Data entries
···

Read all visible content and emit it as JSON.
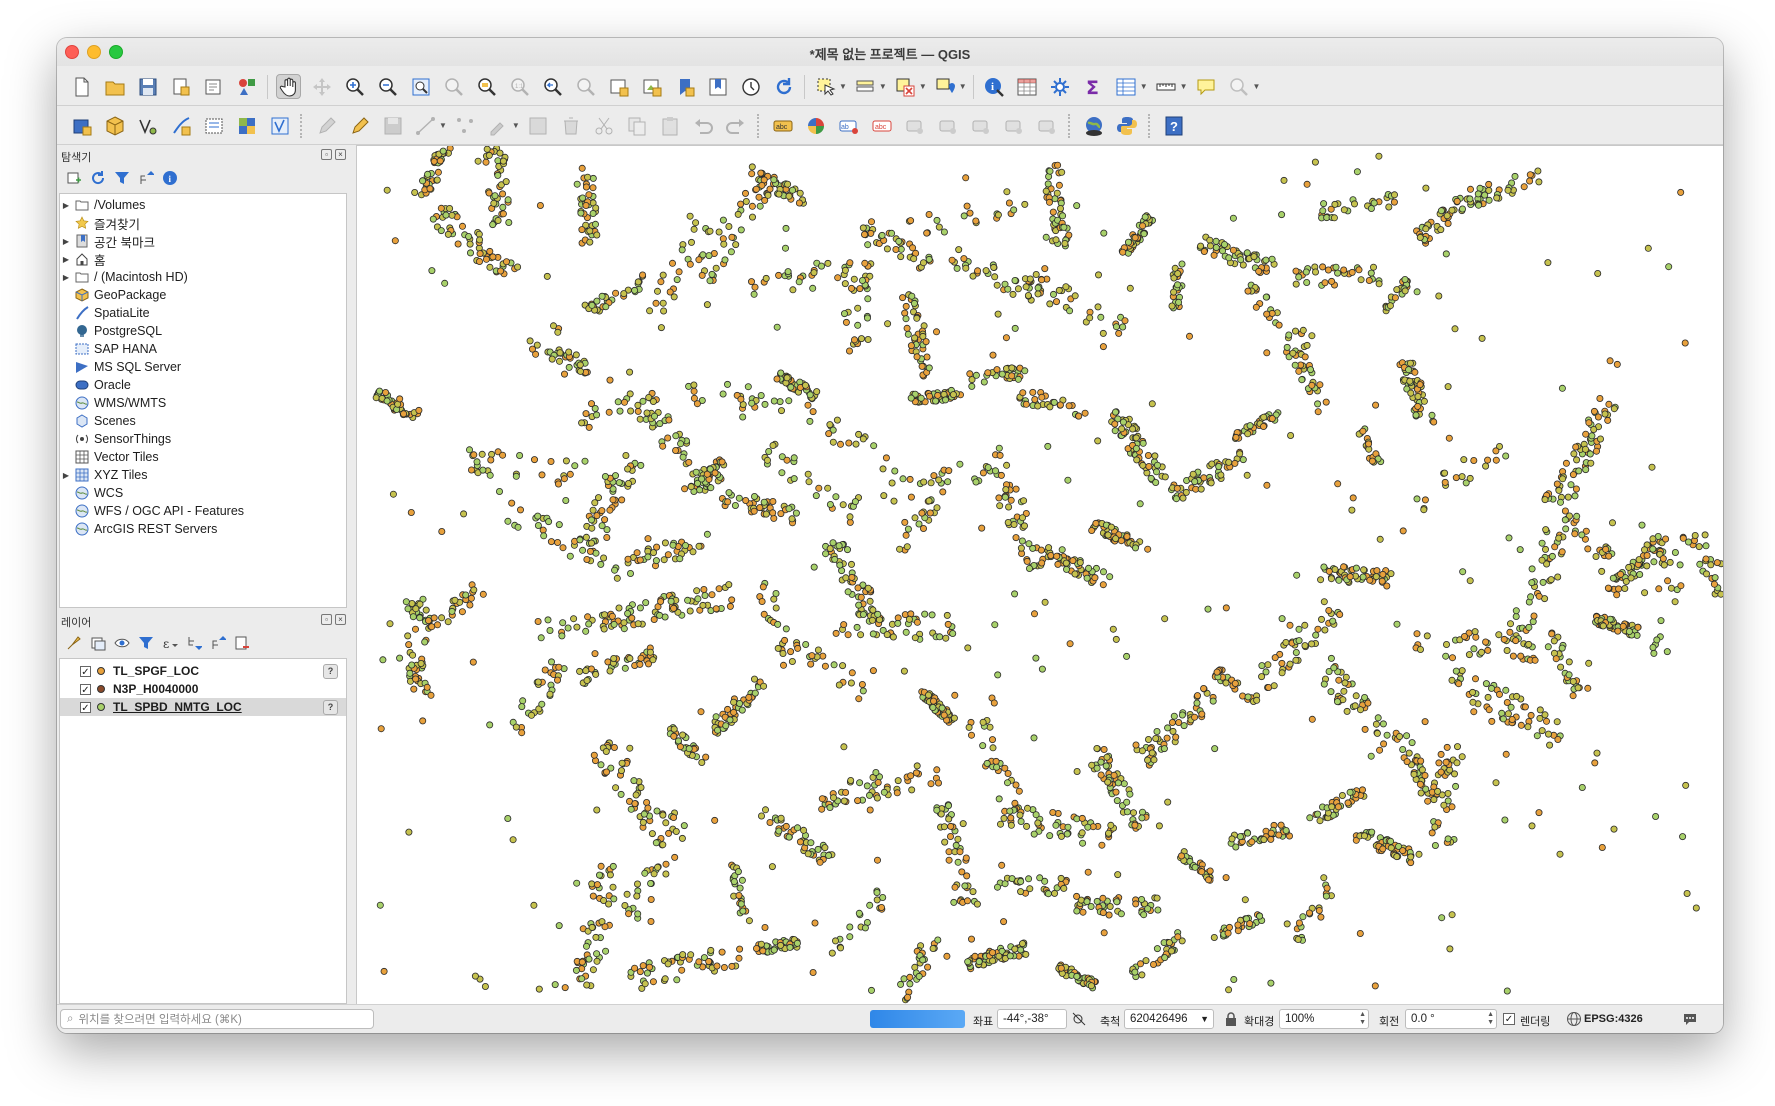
{
  "window": {
    "title": "*제목 없는 프로젝트 — QGIS"
  },
  "browser_panel": {
    "title": "탐색기",
    "items": [
      {
        "label": "/Volumes",
        "icon": "folder-icon",
        "expandable": true
      },
      {
        "label": "즐겨찾기",
        "icon": "star-icon",
        "expandable": false
      },
      {
        "label": "공간 북마크",
        "icon": "bookmark-icon",
        "expandable": true
      },
      {
        "label": "홈",
        "icon": "home-icon",
        "expandable": true
      },
      {
        "label": "/ (Macintosh HD)",
        "icon": "folder-icon",
        "expandable": true
      },
      {
        "label": "GeoPackage",
        "icon": "geopackage-icon",
        "expandable": false
      },
      {
        "label": "SpatiaLite",
        "icon": "spatialite-icon",
        "expandable": false
      },
      {
        "label": "PostgreSQL",
        "icon": "postgresql-icon",
        "expandable": false
      },
      {
        "label": "SAP HANA",
        "icon": "sap-hana-icon",
        "expandable": false
      },
      {
        "label": "MS SQL Server",
        "icon": "mssql-icon",
        "expandable": false
      },
      {
        "label": "Oracle",
        "icon": "oracle-icon",
        "expandable": false
      },
      {
        "label": "WMS/WMTS",
        "icon": "globe-icon",
        "expandable": false
      },
      {
        "label": "Scenes",
        "icon": "scene-icon",
        "expandable": false
      },
      {
        "label": "SensorThings",
        "icon": "sensor-icon",
        "expandable": false
      },
      {
        "label": "Vector Tiles",
        "icon": "vector-tiles-icon",
        "expandable": false
      },
      {
        "label": "XYZ Tiles",
        "icon": "xyz-tiles-icon",
        "expandable": true
      },
      {
        "label": "WCS",
        "icon": "globe-icon",
        "expandable": false
      },
      {
        "label": "WFS / OGC API - Features",
        "icon": "globe-icon",
        "expandable": false
      },
      {
        "label": "ArcGIS REST Servers",
        "icon": "globe-icon",
        "expandable": false
      }
    ]
  },
  "layers_panel": {
    "title": "레이어",
    "layers": [
      {
        "name": "TL_SPGF_LOC",
        "checked": true,
        "symbol_color": "#e8a13c",
        "has_help": true,
        "selected": false
      },
      {
        "name": "N3P_H0040000",
        "checked": true,
        "symbol_color": "#8a4a2a",
        "has_help": false,
        "selected": false
      },
      {
        "name": "TL_SPBD_NMTG_LOC",
        "checked": true,
        "symbol_color": "#a8d16a",
        "has_help": true,
        "selected": true
      }
    ]
  },
  "map": {
    "point_colors": [
      "#e8a13c",
      "#a8d16a",
      "#c6c24e"
    ],
    "stroke_color": "#2b2b2b"
  },
  "status": {
    "locator_placeholder": "위치를 찾으려면 입력하세요 (⌘K)",
    "coord_label": "좌표",
    "coord_value": "-44°,-38°",
    "scale_label": "축척",
    "scale_value": "620426496",
    "magnifier_label": "확대경",
    "magnifier_value": "100%",
    "rotation_label": "회전",
    "rotation_value": "0.0 °",
    "render_label": "렌더링",
    "render_checked": true,
    "crs_label": "EPSG:4326"
  },
  "help_badge": "?"
}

···

**Direction:**
Skip the pictures, then retype every line above exactly.

**Response to the exercise:**
Read all visible content and emit it as JSON.
{
  "window": {
    "title": "*제목 없는 프로젝트 — QGIS"
  },
  "browser_panel": {
    "title": "탐색기",
    "items": [
      {
        "label": "/Volumes",
        "icon": "folder-icon",
        "expandable": true
      },
      {
        "label": "즐겨찾기",
        "icon": "star-icon",
        "expandable": false
      },
      {
        "label": "공간 북마크",
        "icon": "bookmark-icon",
        "expandable": true
      },
      {
        "label": "홈",
        "icon": "home-icon",
        "expandable": true
      },
      {
        "label": "/ (Macintosh HD)",
        "icon": "folder-icon",
        "expandable": true
      },
      {
        "label": "GeoPackage",
        "icon": "geopackage-icon",
        "expandable": false
      },
      {
        "label": "SpatiaLite",
        "icon": "spatialite-icon",
        "expandable": false
      },
      {
        "label": "PostgreSQL",
        "icon": "postgresql-icon",
        "expandable": false
      },
      {
        "label": "SAP HANA",
        "icon": "sap-hana-icon",
        "expandable": false
      },
      {
        "label": "MS SQL Server",
        "icon": "mssql-icon",
        "expandable": false
      },
      {
        "label": "Oracle",
        "icon": "oracle-icon",
        "expandable": false
      },
      {
        "label": "WMS/WMTS",
        "icon": "globe-icon",
        "expandable": false
      },
      {
        "label": "Scenes",
        "icon": "scene-icon",
        "expandable": false
      },
      {
        "label": "SensorThings",
        "icon": "sensor-icon",
        "expandable": false
      },
      {
        "label": "Vector Tiles",
        "icon": "vector-tiles-icon",
        "expandable": false
      },
      {
        "label": "XYZ Tiles",
        "icon": "xyz-tiles-icon",
        "expandable": true
      },
      {
        "label": "WCS",
        "icon": "globe-icon",
        "expandable": false
      },
      {
        "label": "WFS / OGC API - Features",
        "icon": "globe-icon",
        "expandable": false
      },
      {
        "label": "ArcGIS REST Servers",
        "icon": "globe-icon",
        "expandable": false
      }
    ]
  },
  "layers_panel": {
    "title": "레이어",
    "layers": [
      {
        "name": "TL_SPGF_LOC",
        "checked": true,
        "symbol_color": "#e8a13c",
        "has_help": true,
        "selected": false
      },
      {
        "name": "N3P_H0040000",
        "checked": true,
        "symbol_color": "#8a4a2a",
        "has_help": false,
        "selected": false
      },
      {
        "name": "TL_SPBD_NMTG_LOC",
        "checked": true,
        "symbol_color": "#a8d16a",
        "has_help": true,
        "selected": true
      }
    ]
  },
  "map": {
    "point_colors": [
      "#e8a13c",
      "#a8d16a",
      "#c6c24e"
    ],
    "stroke_color": "#2b2b2b"
  },
  "status": {
    "locator_placeholder": "위치를 찾으려면 입력하세요 (⌘K)",
    "coord_label": "좌표",
    "coord_value": "-44°,-38°",
    "scale_label": "축척",
    "scale_value": "620426496",
    "magnifier_label": "확대경",
    "magnifier_value": "100%",
    "rotation_label": "회전",
    "rotation_value": "0.0 °",
    "render_label": "렌더링",
    "render_checked": true,
    "crs_label": "EPSG:4326"
  },
  "help_badge": "?"
}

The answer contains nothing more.